==== MATERIAL FOR THIS EXERCISE ====

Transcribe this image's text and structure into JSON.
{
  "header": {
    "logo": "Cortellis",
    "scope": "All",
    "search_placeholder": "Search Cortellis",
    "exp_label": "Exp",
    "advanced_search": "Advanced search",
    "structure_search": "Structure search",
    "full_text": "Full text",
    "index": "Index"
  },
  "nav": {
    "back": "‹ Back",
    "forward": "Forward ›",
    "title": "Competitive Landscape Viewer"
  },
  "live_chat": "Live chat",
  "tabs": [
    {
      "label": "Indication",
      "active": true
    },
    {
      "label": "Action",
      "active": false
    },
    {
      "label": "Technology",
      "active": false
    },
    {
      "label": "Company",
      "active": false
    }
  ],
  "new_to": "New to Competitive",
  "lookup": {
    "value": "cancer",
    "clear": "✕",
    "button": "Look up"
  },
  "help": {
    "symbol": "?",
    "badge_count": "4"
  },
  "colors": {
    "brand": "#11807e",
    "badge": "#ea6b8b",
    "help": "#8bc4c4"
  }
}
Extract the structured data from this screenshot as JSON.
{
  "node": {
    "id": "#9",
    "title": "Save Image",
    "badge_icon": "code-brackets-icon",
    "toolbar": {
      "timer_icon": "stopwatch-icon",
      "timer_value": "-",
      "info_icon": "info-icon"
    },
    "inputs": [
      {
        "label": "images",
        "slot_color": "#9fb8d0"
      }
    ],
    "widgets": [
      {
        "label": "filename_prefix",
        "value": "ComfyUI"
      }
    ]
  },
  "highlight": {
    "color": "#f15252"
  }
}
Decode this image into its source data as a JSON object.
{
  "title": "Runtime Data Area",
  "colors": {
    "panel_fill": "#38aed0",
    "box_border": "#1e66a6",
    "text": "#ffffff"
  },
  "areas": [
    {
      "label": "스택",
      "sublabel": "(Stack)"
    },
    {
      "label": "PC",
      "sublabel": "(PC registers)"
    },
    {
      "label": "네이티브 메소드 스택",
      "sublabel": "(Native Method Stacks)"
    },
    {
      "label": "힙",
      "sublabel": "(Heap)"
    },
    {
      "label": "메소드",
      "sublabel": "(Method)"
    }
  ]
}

====

Find all lines with "text" in them and copy each one.

Transcribe this image's text and structure into JSON.
    "full_text": "Full text",
    "text": "#ffffff"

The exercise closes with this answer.